* [Written instruction]
Below are some records; reproduce every one of them exactly.

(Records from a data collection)
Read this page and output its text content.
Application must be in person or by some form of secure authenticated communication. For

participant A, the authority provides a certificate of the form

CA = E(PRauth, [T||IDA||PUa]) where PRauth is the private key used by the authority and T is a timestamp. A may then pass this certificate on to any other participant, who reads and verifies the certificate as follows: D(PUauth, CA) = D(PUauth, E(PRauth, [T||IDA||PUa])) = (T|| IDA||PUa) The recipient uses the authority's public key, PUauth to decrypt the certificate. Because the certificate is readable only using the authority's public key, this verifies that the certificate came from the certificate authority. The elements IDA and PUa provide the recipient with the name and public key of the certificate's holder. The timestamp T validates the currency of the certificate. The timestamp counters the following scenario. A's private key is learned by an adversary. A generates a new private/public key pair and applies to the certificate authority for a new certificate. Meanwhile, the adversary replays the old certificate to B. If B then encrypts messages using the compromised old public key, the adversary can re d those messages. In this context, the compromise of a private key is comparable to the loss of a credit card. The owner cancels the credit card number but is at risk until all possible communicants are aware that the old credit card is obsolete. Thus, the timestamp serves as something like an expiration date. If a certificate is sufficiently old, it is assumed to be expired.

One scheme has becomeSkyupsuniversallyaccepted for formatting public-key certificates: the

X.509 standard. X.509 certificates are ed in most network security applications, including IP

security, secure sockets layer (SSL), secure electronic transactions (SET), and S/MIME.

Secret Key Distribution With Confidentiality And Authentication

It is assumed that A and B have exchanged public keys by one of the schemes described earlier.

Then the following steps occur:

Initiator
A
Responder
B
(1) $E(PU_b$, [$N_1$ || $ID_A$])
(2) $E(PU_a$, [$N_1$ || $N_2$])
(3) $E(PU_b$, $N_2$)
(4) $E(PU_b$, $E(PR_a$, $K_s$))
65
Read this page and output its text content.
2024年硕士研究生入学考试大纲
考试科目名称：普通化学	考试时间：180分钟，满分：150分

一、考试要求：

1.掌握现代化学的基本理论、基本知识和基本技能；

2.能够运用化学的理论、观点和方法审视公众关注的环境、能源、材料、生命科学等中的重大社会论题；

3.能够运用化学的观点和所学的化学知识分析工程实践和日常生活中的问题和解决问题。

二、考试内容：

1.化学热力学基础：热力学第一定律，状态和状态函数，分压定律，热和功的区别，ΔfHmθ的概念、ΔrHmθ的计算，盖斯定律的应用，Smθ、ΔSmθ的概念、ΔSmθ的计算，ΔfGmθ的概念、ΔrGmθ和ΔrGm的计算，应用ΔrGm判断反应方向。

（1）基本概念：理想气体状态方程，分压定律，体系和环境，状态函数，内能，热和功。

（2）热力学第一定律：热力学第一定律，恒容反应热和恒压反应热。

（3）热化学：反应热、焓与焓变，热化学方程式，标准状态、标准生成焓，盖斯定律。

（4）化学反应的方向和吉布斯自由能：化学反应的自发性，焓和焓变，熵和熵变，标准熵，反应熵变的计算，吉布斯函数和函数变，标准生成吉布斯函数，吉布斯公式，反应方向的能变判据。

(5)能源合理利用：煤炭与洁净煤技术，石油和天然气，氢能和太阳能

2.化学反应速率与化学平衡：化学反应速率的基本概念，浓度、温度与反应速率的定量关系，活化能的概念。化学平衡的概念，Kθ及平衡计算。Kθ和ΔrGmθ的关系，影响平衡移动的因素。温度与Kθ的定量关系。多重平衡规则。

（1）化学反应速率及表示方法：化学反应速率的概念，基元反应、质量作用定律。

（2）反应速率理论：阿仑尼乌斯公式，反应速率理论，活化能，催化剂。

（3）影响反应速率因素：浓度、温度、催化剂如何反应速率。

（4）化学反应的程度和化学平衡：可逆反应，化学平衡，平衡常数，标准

* [Output for this task]
Read this page and output its text content.
Application must be in person or by some form of secure authenticated communication. For

participant A, the authority provides a certificate of the form

CA = E(PRauth, [T||IDA||PUa]) where PRauth is the private key used by the authority and T is a timestamp. A may then pass this certificate on to any other participant, who reads and verifies the certificate as follows: D(PUauth, CA) = D(PUauth, E(PRauth, [T||IDA||PUa])) = (T|| IDA||PUa) The recipient uses the authority's public key, PUauth to decrypt the certificate. Because the certificate is readable only using the authority's public key, this verifies that the certificate came from the certificate authority. The elements IDA and PUa provide the recipient with the name and public key of the certificate's holder. The timestamp T validates the currency of the certificate. The timestamp counters the following scenario. A's private key is learned by an adversary. A generates a new private/public key pair and applies to the certificate authority for a new certificate. Meanwhile, the adversary replays the old certificate to B. If B then encrypts messages using the compromised old public key, the adversary can re d those messages. In this context, the compromise of a private key is comparable to the loss of a credit card. The owner cancels the credit card number but is at risk until all possible communicants are aware that the old credit card is obsolete. Thus, the timestamp serves as something like an expiration date. If a certificate is sufficiently old, it is assumed to be expired.

One scheme has becomeSkyupsuniversallyaccepted for formatting public-key certificates: the

X.509 standard. X.509 certificates are ed in most network security applications, including IP

security, secure sockets layer (SSL), secure electronic transactions (SET), and S/MIME.

Secret Key Distribution With Confidentiality And Authentication

It is assumed that A and B have exchanged public keys by one of the schemes described earlier.

Then the following steps occur:

Initiator
A
Responder
B
(1) $E(PU_b$, [$N_1$ || $ID_A$])
(2) $E(PU_a$, [$N_1$ || $N_2$])
(3) $E(PU_b$, $N_2$)
(4) $E(PU_b$, $E(PR_a$, $K_s$))
65
Read this page and output its text content.
2024年硕士研究生入学考试大纲
考试科目名称：普通化学	考试时间：180分钟，满分：150分

一、考试要求：

1.掌握现代化学的基本理论、基本知识和基本技能；

2.能够运用化学的理论、观点和方法审视公众关注的环境、能源、材料、生命科学等中的重大社会论题；

3.能够运用化学的观点和所学的化学知识分析工程实践和日常生活中的问题和解决问题。

二、考试内容：

1.化学热力学基础：热力学第一定律，状态和状态函数，分压定律，热和功的区别，ΔfHmθ的概念、ΔrHmθ的计算，盖斯定律的应用，Smθ、ΔSmθ的概念、ΔSmθ的计算，ΔfGmθ的概念、ΔrGmθ和ΔrGm的计算，应用ΔrGm判断反应方向。

（1）基本概念：理想气体状态方程，分压定律，体系和环境，状态函数，内能，热和功。

（2）热力学第一定律：热力学第一定律，恒容反应热和恒压反应热。

（3）热化学：反应热、焓与焓变，热化学方程式，标准状态、标准生成焓，盖斯定律。

（4）化学反应的方向和吉布斯自由能：化学反应的自发性，焓和焓变，熵和熵变，标准熵，反应熵变的计算，吉布斯函数和函数变，标准生成吉布斯函数，吉布斯公式，反应方向的能变判据。

(5)能源合理利用：煤炭与洁净煤技术，石油和天然气，氢能和太阳能

2.化学反应速率与化学平衡：化学反应速率的基本概念，浓度、温度与反应速率的定量关系，活化能的概念。化学平衡的概念，Kθ及平衡计算。Kθ和ΔrGmθ的关系，影响平衡移动的因素。温度与Kθ的定量关系。多重平衡规则。

（1）化学反应速率及表示方法：化学反应速率的概念，基元反应、质量作用定律。

（2）反应速率理论：阿仑尼乌斯公式，反应速率理论，活化能，催化剂。

（3）影响反应速率因素：浓度、温度、催化剂如何反应速率。

（4）化学反应的程度和化学平衡：可逆反应，化学平衡，平衡常数，标准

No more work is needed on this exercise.